■ Exercise ■
Tally up the lines below that include the word "marker". Answer with the number alone.
— Begin —
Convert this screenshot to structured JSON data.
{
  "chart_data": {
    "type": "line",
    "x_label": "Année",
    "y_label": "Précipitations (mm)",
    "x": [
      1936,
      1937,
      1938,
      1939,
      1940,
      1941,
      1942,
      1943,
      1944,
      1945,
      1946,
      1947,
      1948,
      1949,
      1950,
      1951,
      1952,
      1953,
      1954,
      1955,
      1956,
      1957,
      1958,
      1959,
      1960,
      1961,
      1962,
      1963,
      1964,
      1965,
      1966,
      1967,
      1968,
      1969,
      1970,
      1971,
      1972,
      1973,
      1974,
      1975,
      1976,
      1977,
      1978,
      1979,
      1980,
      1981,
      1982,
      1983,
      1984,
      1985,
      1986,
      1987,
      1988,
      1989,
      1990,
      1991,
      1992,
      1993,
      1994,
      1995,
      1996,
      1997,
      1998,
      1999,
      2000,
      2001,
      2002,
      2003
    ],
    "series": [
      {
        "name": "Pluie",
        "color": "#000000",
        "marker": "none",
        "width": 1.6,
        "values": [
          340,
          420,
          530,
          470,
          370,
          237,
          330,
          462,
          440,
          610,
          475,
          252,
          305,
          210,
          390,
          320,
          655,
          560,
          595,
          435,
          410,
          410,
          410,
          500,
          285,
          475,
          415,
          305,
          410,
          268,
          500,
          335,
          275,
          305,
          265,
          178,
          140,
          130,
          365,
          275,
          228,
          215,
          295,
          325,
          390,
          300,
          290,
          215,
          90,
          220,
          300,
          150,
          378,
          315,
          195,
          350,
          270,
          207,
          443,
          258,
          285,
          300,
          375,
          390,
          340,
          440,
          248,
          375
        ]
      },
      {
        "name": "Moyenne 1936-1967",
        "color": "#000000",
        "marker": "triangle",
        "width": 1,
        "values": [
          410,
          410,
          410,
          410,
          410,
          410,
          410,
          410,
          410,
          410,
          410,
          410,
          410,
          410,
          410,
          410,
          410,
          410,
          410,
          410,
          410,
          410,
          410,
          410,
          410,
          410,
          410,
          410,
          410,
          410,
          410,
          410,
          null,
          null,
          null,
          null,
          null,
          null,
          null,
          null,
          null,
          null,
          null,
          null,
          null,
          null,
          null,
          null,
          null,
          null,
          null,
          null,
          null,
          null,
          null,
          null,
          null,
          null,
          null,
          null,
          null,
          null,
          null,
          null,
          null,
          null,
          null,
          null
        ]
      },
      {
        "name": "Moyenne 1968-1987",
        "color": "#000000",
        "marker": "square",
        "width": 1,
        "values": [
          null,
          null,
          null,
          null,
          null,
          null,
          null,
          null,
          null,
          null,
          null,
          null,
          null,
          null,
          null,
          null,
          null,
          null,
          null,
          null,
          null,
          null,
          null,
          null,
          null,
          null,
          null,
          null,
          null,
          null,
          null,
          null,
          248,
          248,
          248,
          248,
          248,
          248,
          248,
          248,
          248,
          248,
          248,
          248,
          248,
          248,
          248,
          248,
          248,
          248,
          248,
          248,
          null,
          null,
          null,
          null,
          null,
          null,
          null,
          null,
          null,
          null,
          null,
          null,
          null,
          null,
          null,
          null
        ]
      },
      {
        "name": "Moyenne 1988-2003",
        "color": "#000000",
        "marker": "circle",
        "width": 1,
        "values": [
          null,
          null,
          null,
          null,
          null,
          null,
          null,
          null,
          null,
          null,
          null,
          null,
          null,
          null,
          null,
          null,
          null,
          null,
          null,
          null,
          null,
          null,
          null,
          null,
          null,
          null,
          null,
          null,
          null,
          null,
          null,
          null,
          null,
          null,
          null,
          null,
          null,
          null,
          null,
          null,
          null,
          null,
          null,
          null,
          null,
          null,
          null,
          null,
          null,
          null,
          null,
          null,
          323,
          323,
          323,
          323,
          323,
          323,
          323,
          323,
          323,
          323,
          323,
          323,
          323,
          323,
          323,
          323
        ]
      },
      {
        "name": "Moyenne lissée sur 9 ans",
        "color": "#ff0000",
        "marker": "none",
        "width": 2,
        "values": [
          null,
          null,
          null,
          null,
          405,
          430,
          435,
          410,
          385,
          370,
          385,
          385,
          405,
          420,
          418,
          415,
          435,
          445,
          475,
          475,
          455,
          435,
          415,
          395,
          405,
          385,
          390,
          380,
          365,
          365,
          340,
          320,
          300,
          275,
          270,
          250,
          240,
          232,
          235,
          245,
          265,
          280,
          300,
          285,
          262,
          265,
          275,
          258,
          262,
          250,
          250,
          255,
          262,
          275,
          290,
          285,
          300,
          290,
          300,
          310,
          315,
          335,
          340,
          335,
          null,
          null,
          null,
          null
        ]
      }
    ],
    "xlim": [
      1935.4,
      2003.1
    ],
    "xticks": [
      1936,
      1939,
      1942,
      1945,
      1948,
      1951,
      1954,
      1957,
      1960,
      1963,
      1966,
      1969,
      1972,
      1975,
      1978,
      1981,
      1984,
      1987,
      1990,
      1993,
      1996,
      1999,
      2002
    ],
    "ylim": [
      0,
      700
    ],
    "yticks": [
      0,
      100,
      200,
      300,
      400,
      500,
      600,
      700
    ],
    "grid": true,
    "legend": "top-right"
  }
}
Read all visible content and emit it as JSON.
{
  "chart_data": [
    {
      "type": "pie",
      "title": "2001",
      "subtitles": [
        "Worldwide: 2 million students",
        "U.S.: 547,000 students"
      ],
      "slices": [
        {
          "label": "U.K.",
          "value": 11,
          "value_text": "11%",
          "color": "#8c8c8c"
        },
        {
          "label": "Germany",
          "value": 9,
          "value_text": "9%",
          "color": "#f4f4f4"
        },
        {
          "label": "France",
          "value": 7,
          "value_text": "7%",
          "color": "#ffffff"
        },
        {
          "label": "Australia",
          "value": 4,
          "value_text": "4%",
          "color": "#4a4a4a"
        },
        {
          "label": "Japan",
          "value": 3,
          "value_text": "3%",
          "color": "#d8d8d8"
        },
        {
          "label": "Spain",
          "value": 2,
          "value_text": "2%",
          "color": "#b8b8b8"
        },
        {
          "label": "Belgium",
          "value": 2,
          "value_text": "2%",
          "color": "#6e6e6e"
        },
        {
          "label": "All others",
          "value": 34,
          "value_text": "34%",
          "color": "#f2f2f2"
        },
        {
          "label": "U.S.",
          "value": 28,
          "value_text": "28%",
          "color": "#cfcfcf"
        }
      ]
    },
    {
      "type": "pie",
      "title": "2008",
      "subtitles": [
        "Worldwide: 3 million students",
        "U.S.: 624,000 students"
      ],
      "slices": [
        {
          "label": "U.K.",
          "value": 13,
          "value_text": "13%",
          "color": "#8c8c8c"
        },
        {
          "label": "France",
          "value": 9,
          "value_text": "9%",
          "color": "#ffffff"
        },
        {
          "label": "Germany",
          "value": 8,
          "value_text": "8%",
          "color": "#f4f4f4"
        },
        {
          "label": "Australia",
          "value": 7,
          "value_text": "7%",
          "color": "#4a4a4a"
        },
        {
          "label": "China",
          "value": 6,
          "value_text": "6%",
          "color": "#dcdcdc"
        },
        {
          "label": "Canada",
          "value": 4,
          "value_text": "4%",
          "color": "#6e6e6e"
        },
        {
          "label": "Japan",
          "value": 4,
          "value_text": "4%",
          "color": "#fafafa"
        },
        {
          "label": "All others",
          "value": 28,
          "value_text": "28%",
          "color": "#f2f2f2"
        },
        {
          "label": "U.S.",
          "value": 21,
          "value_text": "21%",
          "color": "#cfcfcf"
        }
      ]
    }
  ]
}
— End —
■ Exercise output ■
5